**Dataset content:**
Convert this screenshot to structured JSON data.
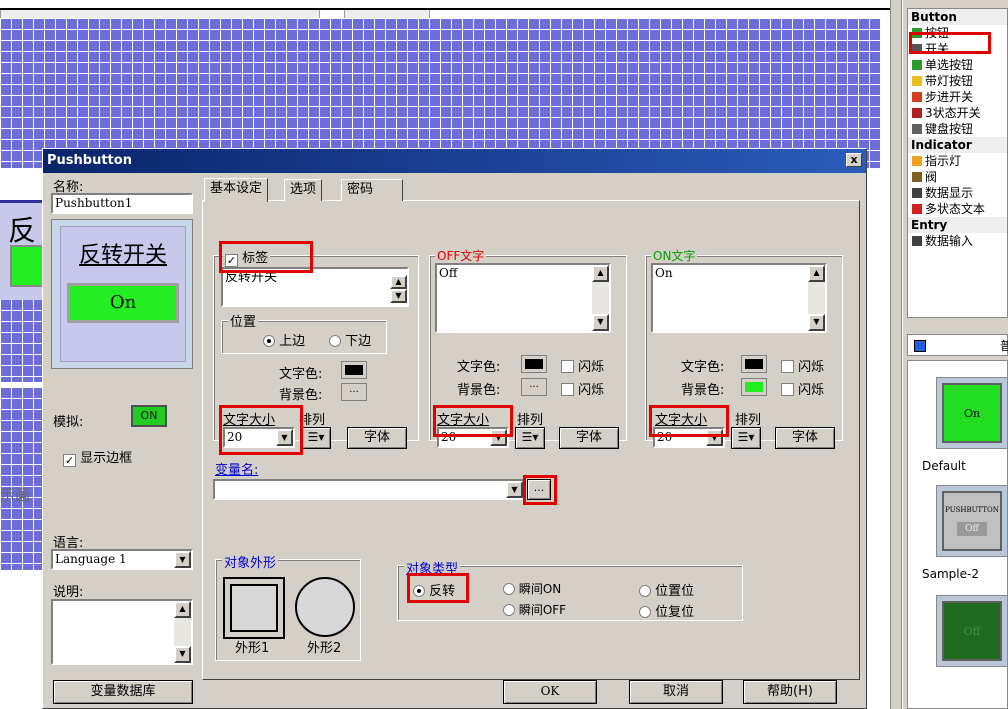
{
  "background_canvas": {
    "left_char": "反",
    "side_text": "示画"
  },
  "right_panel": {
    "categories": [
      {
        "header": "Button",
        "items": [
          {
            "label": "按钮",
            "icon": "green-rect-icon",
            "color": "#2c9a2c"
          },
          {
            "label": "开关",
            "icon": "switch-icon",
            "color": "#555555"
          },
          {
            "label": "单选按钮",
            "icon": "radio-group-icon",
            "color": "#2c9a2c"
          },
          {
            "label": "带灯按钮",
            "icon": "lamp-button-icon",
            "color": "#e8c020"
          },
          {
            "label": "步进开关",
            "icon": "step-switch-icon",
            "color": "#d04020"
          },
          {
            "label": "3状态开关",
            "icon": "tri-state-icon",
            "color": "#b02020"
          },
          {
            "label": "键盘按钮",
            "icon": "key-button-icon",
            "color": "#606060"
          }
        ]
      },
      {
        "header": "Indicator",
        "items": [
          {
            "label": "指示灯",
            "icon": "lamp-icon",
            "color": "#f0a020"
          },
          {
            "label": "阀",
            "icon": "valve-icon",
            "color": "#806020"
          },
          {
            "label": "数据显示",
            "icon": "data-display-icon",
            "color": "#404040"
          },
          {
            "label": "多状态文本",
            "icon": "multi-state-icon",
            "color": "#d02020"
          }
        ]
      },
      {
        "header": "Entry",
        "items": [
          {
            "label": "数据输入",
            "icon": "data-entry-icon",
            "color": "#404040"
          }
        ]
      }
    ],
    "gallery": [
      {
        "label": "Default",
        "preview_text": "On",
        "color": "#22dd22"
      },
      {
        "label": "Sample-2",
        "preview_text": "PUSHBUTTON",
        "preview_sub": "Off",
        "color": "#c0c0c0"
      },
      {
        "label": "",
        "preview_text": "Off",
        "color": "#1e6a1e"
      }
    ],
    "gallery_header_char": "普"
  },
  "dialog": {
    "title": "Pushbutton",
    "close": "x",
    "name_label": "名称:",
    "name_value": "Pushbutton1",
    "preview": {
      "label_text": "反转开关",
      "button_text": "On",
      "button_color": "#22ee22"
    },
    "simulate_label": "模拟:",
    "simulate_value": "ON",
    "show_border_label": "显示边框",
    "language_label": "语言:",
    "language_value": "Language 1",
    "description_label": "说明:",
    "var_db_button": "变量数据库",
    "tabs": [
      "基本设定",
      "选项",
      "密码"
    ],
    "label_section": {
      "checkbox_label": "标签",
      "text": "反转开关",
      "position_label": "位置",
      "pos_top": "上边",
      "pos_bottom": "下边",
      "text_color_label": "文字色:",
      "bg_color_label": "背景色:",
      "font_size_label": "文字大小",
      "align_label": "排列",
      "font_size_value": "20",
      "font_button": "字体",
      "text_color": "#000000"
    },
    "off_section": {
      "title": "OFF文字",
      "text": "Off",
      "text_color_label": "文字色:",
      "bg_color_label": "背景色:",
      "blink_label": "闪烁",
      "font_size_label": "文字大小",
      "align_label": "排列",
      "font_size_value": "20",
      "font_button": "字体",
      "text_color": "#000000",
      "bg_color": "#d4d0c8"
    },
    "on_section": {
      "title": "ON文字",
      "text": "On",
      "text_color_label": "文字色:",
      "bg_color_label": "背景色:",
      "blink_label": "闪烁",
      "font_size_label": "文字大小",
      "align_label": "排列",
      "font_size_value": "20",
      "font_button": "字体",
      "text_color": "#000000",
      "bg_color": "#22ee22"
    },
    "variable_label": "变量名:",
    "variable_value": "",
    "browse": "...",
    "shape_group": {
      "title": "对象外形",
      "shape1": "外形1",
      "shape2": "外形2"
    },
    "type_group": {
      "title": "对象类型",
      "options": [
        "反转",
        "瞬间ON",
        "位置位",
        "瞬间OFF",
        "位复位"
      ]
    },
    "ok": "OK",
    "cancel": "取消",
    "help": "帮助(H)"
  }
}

...

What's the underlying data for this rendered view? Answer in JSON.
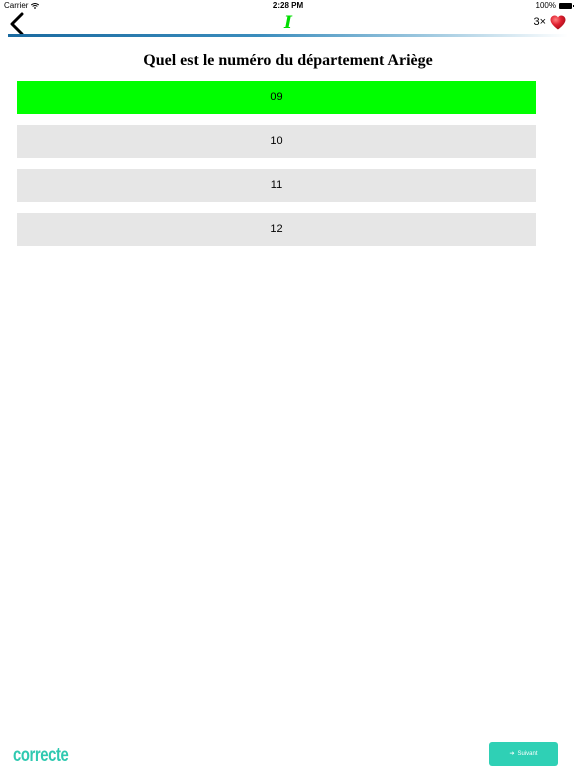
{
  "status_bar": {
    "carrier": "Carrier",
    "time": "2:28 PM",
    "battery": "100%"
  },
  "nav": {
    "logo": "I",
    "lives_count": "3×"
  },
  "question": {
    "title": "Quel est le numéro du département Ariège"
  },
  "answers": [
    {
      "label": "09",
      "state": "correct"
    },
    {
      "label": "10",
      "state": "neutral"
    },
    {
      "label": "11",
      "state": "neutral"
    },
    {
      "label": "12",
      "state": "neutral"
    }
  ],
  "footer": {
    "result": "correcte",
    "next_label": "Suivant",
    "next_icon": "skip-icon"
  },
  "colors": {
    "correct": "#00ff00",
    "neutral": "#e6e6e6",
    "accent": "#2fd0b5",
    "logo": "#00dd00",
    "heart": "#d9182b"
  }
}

**What is needed:**
Which lines contain "lamp"? Copy each of them.

**Task solution:**
            "icon": "lamp-button-icon",
            "icon": "lamp-icon",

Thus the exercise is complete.